[Figure record extracts]
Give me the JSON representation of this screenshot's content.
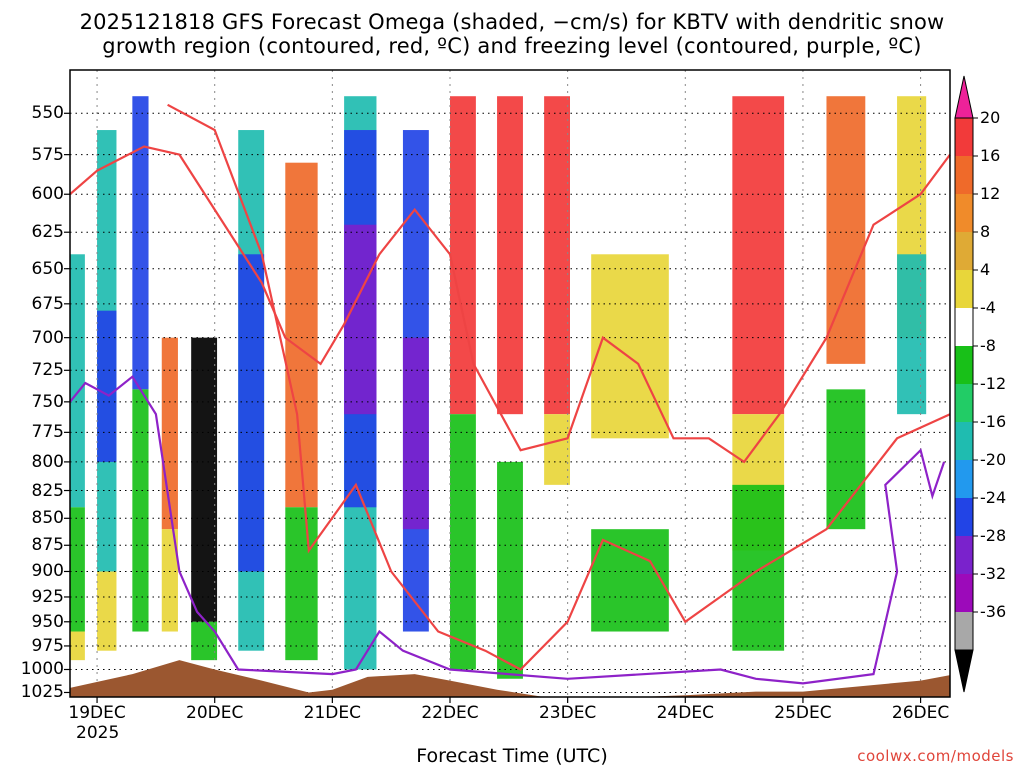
{
  "chart_data": {
    "type": "heatmap",
    "title": "2025121818 GFS Forecast Omega (shaded, −cm/s) for KBTV with dendritic snow",
    "subtitle": "growth region (contoured, red, ºC) and freezing level (contoured, purple, ºC)",
    "xlabel": "Forecast Time (UTC)",
    "ylabel": "",
    "x_ticks": [
      "19DEC",
      "20DEC",
      "21DEC",
      "22DEC",
      "23DEC",
      "24DEC",
      "25DEC",
      "26DEC"
    ],
    "x_year": "2025",
    "y_ticks": [
      550,
      575,
      600,
      625,
      650,
      675,
      700,
      725,
      750,
      775,
      800,
      825,
      850,
      875,
      900,
      925,
      950,
      975,
      1000,
      1025
    ],
    "ylim": [
      1030,
      525
    ],
    "y_scale": "log-pressure",
    "grid": true,
    "colorbar": {
      "levels": [
        20,
        16,
        12,
        8,
        4,
        -4,
        -8,
        -12,
        -16,
        -20,
        -24,
        -28,
        -32,
        -36
      ],
      "colors": [
        "#ee2299",
        "#f23a3a",
        "#ef6a2a",
        "#f08b2a",
        "#dfaa35",
        "#e8d63a",
        "#ffffff",
        "#18c018",
        "#22cc66",
        "#1fbcb0",
        "#2299ee",
        "#2244e6",
        "#7a22cc",
        "#9c0aba",
        "#a8a8a8",
        "#000000"
      ]
    },
    "series": [
      {
        "name": "Omega",
        "columns": [
          {
            "t": 18.77,
            "p": [
              [
                640,
                840,
                "ascent_med"
              ],
              [
                840,
                960,
                "ascent_weak"
              ],
              [
                960,
                990,
                "descent_weak"
              ]
            ]
          },
          {
            "t": 19.0,
            "p": [
              [
                560,
                900,
                "ascent_med"
              ],
              [
                680,
                800,
                "ascent_strong"
              ],
              [
                900,
                980,
                "descent_weak"
              ]
            ]
          },
          {
            "t": 19.3,
            "p": [
              [
                540,
                740,
                "ascent_strong"
              ],
              [
                740,
                960,
                "ascent_weak"
              ]
            ]
          },
          {
            "t": 19.55,
            "p": [
              [
                700,
                860,
                "descent_med"
              ],
              [
                860,
                960,
                "descent_weak"
              ]
            ]
          },
          {
            "t": 19.8,
            "p": [
              [
                700,
                950,
                "ascent_extreme"
              ],
              [
                950,
                990,
                "ascent_weak"
              ]
            ]
          },
          {
            "t": 20.2,
            "p": [
              [
                560,
                980,
                "ascent_med"
              ],
              [
                640,
                900,
                "ascent_strong"
              ]
            ]
          },
          {
            "t": 20.6,
            "p": [
              [
                580,
                840,
                "descent_med"
              ],
              [
                840,
                990,
                "ascent_weak"
              ]
            ]
          },
          {
            "t": 21.1,
            "p": [
              [
                540,
                1000,
                "ascent_med"
              ],
              [
                560,
                840,
                "ascent_strong"
              ],
              [
                620,
                760,
                "ascent_vstrong"
              ]
            ]
          },
          {
            "t": 21.6,
            "p": [
              [
                560,
                960,
                "ascent_strong"
              ],
              [
                700,
                860,
                "ascent_vstrong"
              ]
            ]
          },
          {
            "t": 22.0,
            "p": [
              [
                540,
                760,
                "descent_strong"
              ],
              [
                760,
                1000,
                "ascent_weak"
              ]
            ]
          },
          {
            "t": 22.4,
            "p": [
              [
                540,
                760,
                "descent_strong"
              ],
              [
                800,
                1010,
                "ascent_weak"
              ]
            ]
          },
          {
            "t": 22.8,
            "p": [
              [
                540,
                760,
                "descent_strong"
              ],
              [
                760,
                820,
                "descent_weak"
              ]
            ]
          },
          {
            "t": 23.2,
            "p": [
              [
                640,
                780,
                "descent_weak"
              ],
              [
                860,
                960,
                "ascent_weak"
              ]
            ]
          },
          {
            "t": 24.4,
            "p": [
              [
                540,
                760,
                "descent_strong"
              ],
              [
                760,
                880,
                "descent_weak"
              ],
              [
                820,
                980,
                "ascent_weak"
              ]
            ]
          },
          {
            "t": 25.2,
            "p": [
              [
                540,
                720,
                "descent_med"
              ],
              [
                740,
                860,
                "ascent_weak"
              ]
            ]
          },
          {
            "t": 25.8,
            "p": [
              [
                540,
                700,
                "descent_weak"
              ],
              [
                640,
                760,
                "ascent_med"
              ]
            ]
          }
        ]
      },
      {
        "name": "dendritic snow growth region -12",
        "points": [
          [
            18.77,
            600
          ],
          [
            19.0,
            585
          ],
          [
            19.4,
            570
          ],
          [
            19.7,
            575
          ],
          [
            20.0,
            610
          ],
          [
            20.4,
            660
          ],
          [
            20.6,
            700
          ],
          [
            20.9,
            720
          ],
          [
            21.1,
            690
          ],
          [
            21.4,
            640
          ],
          [
            21.7,
            610
          ],
          [
            22.0,
            640
          ],
          [
            22.2,
            720
          ],
          [
            22.6,
            790
          ],
          [
            23.0,
            780
          ],
          [
            23.3,
            700
          ],
          [
            23.6,
            720
          ],
          [
            23.9,
            780
          ],
          [
            24.2,
            780
          ],
          [
            24.5,
            800
          ],
          [
            24.8,
            760
          ],
          [
            25.2,
            700
          ],
          [
            25.6,
            620
          ],
          [
            26.0,
            600
          ],
          [
            26.25,
            575
          ]
        ]
      },
      {
        "name": "dendritic snow growth region -18",
        "points": [
          [
            19.6,
            545
          ],
          [
            20.0,
            560
          ],
          [
            20.4,
            640
          ],
          [
            20.7,
            760
          ],
          [
            20.8,
            880
          ],
          [
            21.2,
            820
          ],
          [
            21.5,
            900
          ],
          [
            21.9,
            960
          ],
          [
            22.3,
            980
          ],
          [
            22.6,
            1000
          ],
          [
            23.0,
            950
          ],
          [
            23.3,
            870
          ],
          [
            23.7,
            890
          ],
          [
            24.0,
            950
          ],
          [
            24.6,
            900
          ],
          [
            25.2,
            860
          ],
          [
            25.8,
            780
          ],
          [
            26.25,
            760
          ]
        ]
      },
      {
        "name": "freezing level 0",
        "points": [
          [
            18.77,
            750
          ],
          [
            18.9,
            735
          ],
          [
            19.1,
            745
          ],
          [
            19.3,
            730
          ],
          [
            19.5,
            760
          ],
          [
            19.7,
            900
          ],
          [
            19.85,
            940
          ],
          [
            20.0,
            960
          ],
          [
            20.2,
            1000
          ],
          [
            21.0,
            1005
          ],
          [
            21.2,
            1000
          ],
          [
            21.4,
            960
          ],
          [
            21.6,
            980
          ],
          [
            22.0,
            1000
          ],
          [
            23.0,
            1010
          ],
          [
            24.3,
            1000
          ],
          [
            24.6,
            1010
          ],
          [
            25.0,
            1015
          ],
          [
            25.6,
            1005
          ],
          [
            25.8,
            900
          ],
          [
            25.7,
            820
          ],
          [
            25.9,
            800
          ],
          [
            26.0,
            790
          ],
          [
            26.1,
            830
          ],
          [
            26.2,
            800
          ]
        ]
      }
    ]
  },
  "credit": "coolwx.com/models"
}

▸ EXERCISE DETAILS: Using the material above, return every line exactly as it appears, minus the pictures.

▸ FINAL ANSWER:
Give me the JSON representation of this screenshot's content.
{
  "chart_data": {
    "type": "heatmap",
    "title": "2025121818 GFS Forecast Omega (shaded, −cm/s) for KBTV with dendritic snow",
    "subtitle": "growth region (contoured, red, ºC) and freezing level (contoured, purple, ºC)",
    "xlabel": "Forecast Time (UTC)",
    "ylabel": "",
    "x_ticks": [
      "19DEC",
      "20DEC",
      "21DEC",
      "22DEC",
      "23DEC",
      "24DEC",
      "25DEC",
      "26DEC"
    ],
    "x_year": "2025",
    "y_ticks": [
      550,
      575,
      600,
      625,
      650,
      675,
      700,
      725,
      750,
      775,
      800,
      825,
      850,
      875,
      900,
      925,
      950,
      975,
      1000,
      1025
    ],
    "ylim": [
      1030,
      525
    ],
    "y_scale": "log-pressure",
    "grid": true,
    "colorbar": {
      "levels": [
        20,
        16,
        12,
        8,
        4,
        -4,
        -8,
        -12,
        -16,
        -20,
        -24,
        -28,
        -32,
        -36
      ],
      "colors": [
        "#ee2299",
        "#f23a3a",
        "#ef6a2a",
        "#f08b2a",
        "#dfaa35",
        "#e8d63a",
        "#ffffff",
        "#18c018",
        "#22cc66",
        "#1fbcb0",
        "#2299ee",
        "#2244e6",
        "#7a22cc",
        "#9c0aba",
        "#a8a8a8",
        "#000000"
      ]
    },
    "series": [
      {
        "name": "Omega",
        "columns": [
          {
            "t": 18.77,
            "p": [
              [
                640,
                840,
                "ascent_med"
              ],
              [
                840,
                960,
                "ascent_weak"
              ],
              [
                960,
                990,
                "descent_weak"
              ]
            ]
          },
          {
            "t": 19.0,
            "p": [
              [
                560,
                900,
                "ascent_med"
              ],
              [
                680,
                800,
                "ascent_strong"
              ],
              [
                900,
                980,
                "descent_weak"
              ]
            ]
          },
          {
            "t": 19.3,
            "p": [
              [
                540,
                740,
                "ascent_strong"
              ],
              [
                740,
                960,
                "ascent_weak"
              ]
            ]
          },
          {
            "t": 19.55,
            "p": [
              [
                700,
                860,
                "descent_med"
              ],
              [
                860,
                960,
                "descent_weak"
              ]
            ]
          },
          {
            "t": 19.8,
            "p": [
              [
                700,
                950,
                "ascent_extreme"
              ],
              [
                950,
                990,
                "ascent_weak"
              ]
            ]
          },
          {
            "t": 20.2,
            "p": [
              [
                560,
                980,
                "ascent_med"
              ],
              [
                640,
                900,
                "ascent_strong"
              ]
            ]
          },
          {
            "t": 20.6,
            "p": [
              [
                580,
                840,
                "descent_med"
              ],
              [
                840,
                990,
                "ascent_weak"
              ]
            ]
          },
          {
            "t": 21.1,
            "p": [
              [
                540,
                1000,
                "ascent_med"
              ],
              [
                560,
                840,
                "ascent_strong"
              ],
              [
                620,
                760,
                "ascent_vstrong"
              ]
            ]
          },
          {
            "t": 21.6,
            "p": [
              [
                560,
                960,
                "ascent_strong"
              ],
              [
                700,
                860,
                "ascent_vstrong"
              ]
            ]
          },
          {
            "t": 22.0,
            "p": [
              [
                540,
                760,
                "descent_strong"
              ],
              [
                760,
                1000,
                "ascent_weak"
              ]
            ]
          },
          {
            "t": 22.4,
            "p": [
              [
                540,
                760,
                "descent_strong"
              ],
              [
                800,
                1010,
                "ascent_weak"
              ]
            ]
          },
          {
            "t": 22.8,
            "p": [
              [
                540,
                760,
                "descent_strong"
              ],
              [
                760,
                820,
                "descent_weak"
              ]
            ]
          },
          {
            "t": 23.2,
            "p": [
              [
                640,
                780,
                "descent_weak"
              ],
              [
                860,
                960,
                "ascent_weak"
              ]
            ]
          },
          {
            "t": 24.4,
            "p": [
              [
                540,
                760,
                "descent_strong"
              ],
              [
                760,
                880,
                "descent_weak"
              ],
              [
                820,
                980,
                "ascent_weak"
              ]
            ]
          },
          {
            "t": 25.2,
            "p": [
              [
                540,
                720,
                "descent_med"
              ],
              [
                740,
                860,
                "ascent_weak"
              ]
            ]
          },
          {
            "t": 25.8,
            "p": [
              [
                540,
                700,
                "descent_weak"
              ],
              [
                640,
                760,
                "ascent_med"
              ]
            ]
          }
        ]
      },
      {
        "name": "dendritic snow growth region -12",
        "points": [
          [
            18.77,
            600
          ],
          [
            19.0,
            585
          ],
          [
            19.4,
            570
          ],
          [
            19.7,
            575
          ],
          [
            20.0,
            610
          ],
          [
            20.4,
            660
          ],
          [
            20.6,
            700
          ],
          [
            20.9,
            720
          ],
          [
            21.1,
            690
          ],
          [
            21.4,
            640
          ],
          [
            21.7,
            610
          ],
          [
            22.0,
            640
          ],
          [
            22.2,
            720
          ],
          [
            22.6,
            790
          ],
          [
            23.0,
            780
          ],
          [
            23.3,
            700
          ],
          [
            23.6,
            720
          ],
          [
            23.9,
            780
          ],
          [
            24.2,
            780
          ],
          [
            24.5,
            800
          ],
          [
            24.8,
            760
          ],
          [
            25.2,
            700
          ],
          [
            25.6,
            620
          ],
          [
            26.0,
            600
          ],
          [
            26.25,
            575
          ]
        ]
      },
      {
        "name": "dendritic snow growth region -18",
        "points": [
          [
            19.6,
            545
          ],
          [
            20.0,
            560
          ],
          [
            20.4,
            640
          ],
          [
            20.7,
            760
          ],
          [
            20.8,
            880
          ],
          [
            21.2,
            820
          ],
          [
            21.5,
            900
          ],
          [
            21.9,
            960
          ],
          [
            22.3,
            980
          ],
          [
            22.6,
            1000
          ],
          [
            23.0,
            950
          ],
          [
            23.3,
            870
          ],
          [
            23.7,
            890
          ],
          [
            24.0,
            950
          ],
          [
            24.6,
            900
          ],
          [
            25.2,
            860
          ],
          [
            25.8,
            780
          ],
          [
            26.25,
            760
          ]
        ]
      },
      {
        "name": "freezing level 0",
        "points": [
          [
            18.77,
            750
          ],
          [
            18.9,
            735
          ],
          [
            19.1,
            745
          ],
          [
            19.3,
            730
          ],
          [
            19.5,
            760
          ],
          [
            19.7,
            900
          ],
          [
            19.85,
            940
          ],
          [
            20.0,
            960
          ],
          [
            20.2,
            1000
          ],
          [
            21.0,
            1005
          ],
          [
            21.2,
            1000
          ],
          [
            21.4,
            960
          ],
          [
            21.6,
            980
          ],
          [
            22.0,
            1000
          ],
          [
            23.0,
            1010
          ],
          [
            24.3,
            1000
          ],
          [
            24.6,
            1010
          ],
          [
            25.0,
            1015
          ],
          [
            25.6,
            1005
          ],
          [
            25.8,
            900
          ],
          [
            25.7,
            820
          ],
          [
            25.9,
            800
          ],
          [
            26.0,
            790
          ],
          [
            26.1,
            830
          ],
          [
            26.2,
            800
          ]
        ]
      }
    ]
  },
  "credit": "coolwx.com/models"
}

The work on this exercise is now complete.